-- START OF Available records --

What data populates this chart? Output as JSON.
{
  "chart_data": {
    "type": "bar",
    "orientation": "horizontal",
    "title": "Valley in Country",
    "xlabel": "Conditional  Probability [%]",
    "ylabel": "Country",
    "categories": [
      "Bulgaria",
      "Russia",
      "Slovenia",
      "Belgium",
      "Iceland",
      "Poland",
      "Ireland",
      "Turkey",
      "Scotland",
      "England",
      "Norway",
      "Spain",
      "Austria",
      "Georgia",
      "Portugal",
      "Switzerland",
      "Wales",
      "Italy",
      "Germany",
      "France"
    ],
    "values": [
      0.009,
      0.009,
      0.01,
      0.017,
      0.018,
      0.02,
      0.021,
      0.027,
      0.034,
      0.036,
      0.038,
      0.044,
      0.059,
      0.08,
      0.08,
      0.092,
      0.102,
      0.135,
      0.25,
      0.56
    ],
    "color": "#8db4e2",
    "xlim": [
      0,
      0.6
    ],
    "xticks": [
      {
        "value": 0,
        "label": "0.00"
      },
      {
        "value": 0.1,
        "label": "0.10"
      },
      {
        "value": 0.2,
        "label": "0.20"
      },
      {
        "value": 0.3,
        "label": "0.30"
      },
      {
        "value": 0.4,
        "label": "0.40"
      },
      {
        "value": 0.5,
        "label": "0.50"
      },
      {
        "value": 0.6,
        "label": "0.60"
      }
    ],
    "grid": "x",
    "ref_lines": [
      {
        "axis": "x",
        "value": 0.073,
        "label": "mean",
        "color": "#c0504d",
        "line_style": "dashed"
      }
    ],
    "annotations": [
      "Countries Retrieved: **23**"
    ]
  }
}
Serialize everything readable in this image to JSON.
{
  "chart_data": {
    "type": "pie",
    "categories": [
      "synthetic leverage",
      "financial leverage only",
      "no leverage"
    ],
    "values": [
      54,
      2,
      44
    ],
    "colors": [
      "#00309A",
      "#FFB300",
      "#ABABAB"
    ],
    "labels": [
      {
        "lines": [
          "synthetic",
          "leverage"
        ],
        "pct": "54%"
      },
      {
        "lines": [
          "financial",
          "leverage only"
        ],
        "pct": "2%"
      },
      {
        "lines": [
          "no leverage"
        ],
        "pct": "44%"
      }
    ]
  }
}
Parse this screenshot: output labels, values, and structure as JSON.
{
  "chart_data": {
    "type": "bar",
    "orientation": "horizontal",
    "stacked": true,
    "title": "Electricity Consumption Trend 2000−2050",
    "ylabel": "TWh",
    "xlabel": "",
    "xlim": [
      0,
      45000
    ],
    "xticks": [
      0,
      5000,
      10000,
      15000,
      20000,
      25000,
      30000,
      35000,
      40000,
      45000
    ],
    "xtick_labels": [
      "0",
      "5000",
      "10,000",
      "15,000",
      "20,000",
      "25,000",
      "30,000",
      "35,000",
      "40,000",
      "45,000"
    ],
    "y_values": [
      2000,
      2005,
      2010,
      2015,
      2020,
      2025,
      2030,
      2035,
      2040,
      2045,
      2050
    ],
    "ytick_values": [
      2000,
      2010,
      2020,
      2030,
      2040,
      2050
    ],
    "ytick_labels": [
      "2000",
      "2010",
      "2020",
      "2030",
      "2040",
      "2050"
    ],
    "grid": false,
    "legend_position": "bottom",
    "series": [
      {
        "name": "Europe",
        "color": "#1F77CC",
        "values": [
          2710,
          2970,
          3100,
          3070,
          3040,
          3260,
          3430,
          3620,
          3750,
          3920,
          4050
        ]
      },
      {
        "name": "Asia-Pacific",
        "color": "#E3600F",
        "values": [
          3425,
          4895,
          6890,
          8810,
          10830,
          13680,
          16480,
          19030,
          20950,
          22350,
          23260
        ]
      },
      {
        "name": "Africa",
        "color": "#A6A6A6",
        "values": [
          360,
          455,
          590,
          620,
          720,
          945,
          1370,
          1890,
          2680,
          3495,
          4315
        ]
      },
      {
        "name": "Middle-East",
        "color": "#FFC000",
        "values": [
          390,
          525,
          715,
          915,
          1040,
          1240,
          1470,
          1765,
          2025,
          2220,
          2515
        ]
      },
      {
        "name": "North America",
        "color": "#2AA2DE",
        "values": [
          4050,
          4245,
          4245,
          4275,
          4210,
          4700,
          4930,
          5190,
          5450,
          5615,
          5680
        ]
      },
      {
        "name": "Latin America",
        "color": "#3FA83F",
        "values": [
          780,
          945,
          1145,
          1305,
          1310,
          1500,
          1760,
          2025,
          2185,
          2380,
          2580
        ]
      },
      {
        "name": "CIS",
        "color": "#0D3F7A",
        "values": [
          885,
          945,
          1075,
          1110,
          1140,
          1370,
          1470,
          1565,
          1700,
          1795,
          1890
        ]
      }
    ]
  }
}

-- END OF Available records --

• **Exercise objective**
Transcribe all the entries, keeping each one exactly as it is.

• **Exercise response**
What data populates this chart? Output as JSON.
{
  "chart_data": {
    "type": "bar",
    "orientation": "horizontal",
    "title": "Valley in Country",
    "xlabel": "Conditional  Probability [%]",
    "ylabel": "Country",
    "categories": [
      "Bulgaria",
      "Russia",
      "Slovenia",
      "Belgium",
      "Iceland",
      "Poland",
      "Ireland",
      "Turkey",
      "Scotland",
      "England",
      "Norway",
      "Spain",
      "Austria",
      "Georgia",
      "Portugal",
      "Switzerland",
      "Wales",
      "Italy",
      "Germany",
      "France"
    ],
    "values": [
      0.009,
      0.009,
      0.01,
      0.017,
      0.018,
      0.02,
      0.021,
      0.027,
      0.034,
      0.036,
      0.038,
      0.044,
      0.059,
      0.08,
      0.08,
      0.092,
      0.102,
      0.135,
      0.25,
      0.56
    ],
    "color": "#8db4e2",
    "xlim": [
      0,
      0.6
    ],
    "xticks": [
      {
        "value": 0,
        "label": "0.00"
      },
      {
        "value": 0.1,
        "label": "0.10"
      },
      {
        "value": 0.2,
        "label": "0.20"
      },
      {
        "value": 0.3,
        "label": "0.30"
      },
      {
        "value": 0.4,
        "label": "0.40"
      },
      {
        "value": 0.5,
        "label": "0.50"
      },
      {
        "value": 0.6,
        "label": "0.60"
      }
    ],
    "grid": "x",
    "ref_lines": [
      {
        "axis": "x",
        "value": 0.073,
        "label": "mean",
        "color": "#c0504d",
        "line_style": "dashed"
      }
    ],
    "annotations": [
      "Countries Retrieved: **23**"
    ]
  }
}
Serialize everything readable in this image to JSON.
{
  "chart_data": {
    "type": "pie",
    "categories": [
      "synthetic leverage",
      "financial leverage only",
      "no leverage"
    ],
    "values": [
      54,
      2,
      44
    ],
    "colors": [
      "#00309A",
      "#FFB300",
      "#ABABAB"
    ],
    "labels": [
      {
        "lines": [
          "synthetic",
          "leverage"
        ],
        "pct": "54%"
      },
      {
        "lines": [
          "financial",
          "leverage only"
        ],
        "pct": "2%"
      },
      {
        "lines": [
          "no leverage"
        ],
        "pct": "44%"
      }
    ]
  }
}
Parse this screenshot: output labels, values, and structure as JSON.
{
  "chart_data": {
    "type": "bar",
    "orientation": "horizontal",
    "stacked": true,
    "title": "Electricity Consumption Trend 2000−2050",
    "ylabel": "TWh",
    "xlabel": "",
    "xlim": [
      0,
      45000
    ],
    "xticks": [
      0,
      5000,
      10000,
      15000,
      20000,
      25000,
      30000,
      35000,
      40000,
      45000
    ],
    "xtick_labels": [
      "0",
      "5000",
      "10,000",
      "15,000",
      "20,000",
      "25,000",
      "30,000",
      "35,000",
      "40,000",
      "45,000"
    ],
    "y_values": [
      2000,
      2005,
      2010,
      2015,
      2020,
      2025,
      2030,
      2035,
      2040,
      2045,
      2050
    ],
    "ytick_values": [
      2000,
      2010,
      2020,
      2030,
      2040,
      2050
    ],
    "ytick_labels": [
      "2000",
      "2010",
      "2020",
      "2030",
      "2040",
      "2050"
    ],
    "grid": false,
    "legend_position": "bottom",
    "series": [
      {
        "name": "Europe",
        "color": "#1F77CC",
        "values": [
          2710,
          2970,
          3100,
          3070,
          3040,
          3260,
          3430,
          3620,
          3750,
          3920,
          4050
        ]
      },
      {
        "name": "Asia-Pacific",
        "color": "#E3600F",
        "values": [
          3425,
          4895,
          6890,
          8810,
          10830,
          13680,
          16480,
          19030,
          20950,
          22350,
          23260
        ]
      },
      {
        "name": "Africa",
        "color": "#A6A6A6",
        "values": [
          360,
          455,
          590,
          620,
          720,
          945,
          1370,
          1890,
          2680,
          3495,
          4315
        ]
      },
      {
        "name": "Middle-East",
        "color": "#FFC000",
        "values": [
          390,
          525,
          715,
          915,
          1040,
          1240,
          1470,
          1765,
          2025,
          2220,
          2515
        ]
      },
      {
        "name": "North America",
        "color": "#2AA2DE",
        "values": [
          4050,
          4245,
          4245,
          4275,
          4210,
          4700,
          4930,
          5190,
          5450,
          5615,
          5680
        ]
      },
      {
        "name": "Latin America",
        "color": "#3FA83F",
        "values": [
          780,
          945,
          1145,
          1305,
          1310,
          1500,
          1760,
          2025,
          2185,
          2380,
          2580
        ]
      },
      {
        "name": "CIS",
        "color": "#0D3F7A",
        "values": [
          885,
          945,
          1075,
          1110,
          1140,
          1370,
          1470,
          1565,
          1700,
          1795,
          1890
        ]
      }
    ]
  }
}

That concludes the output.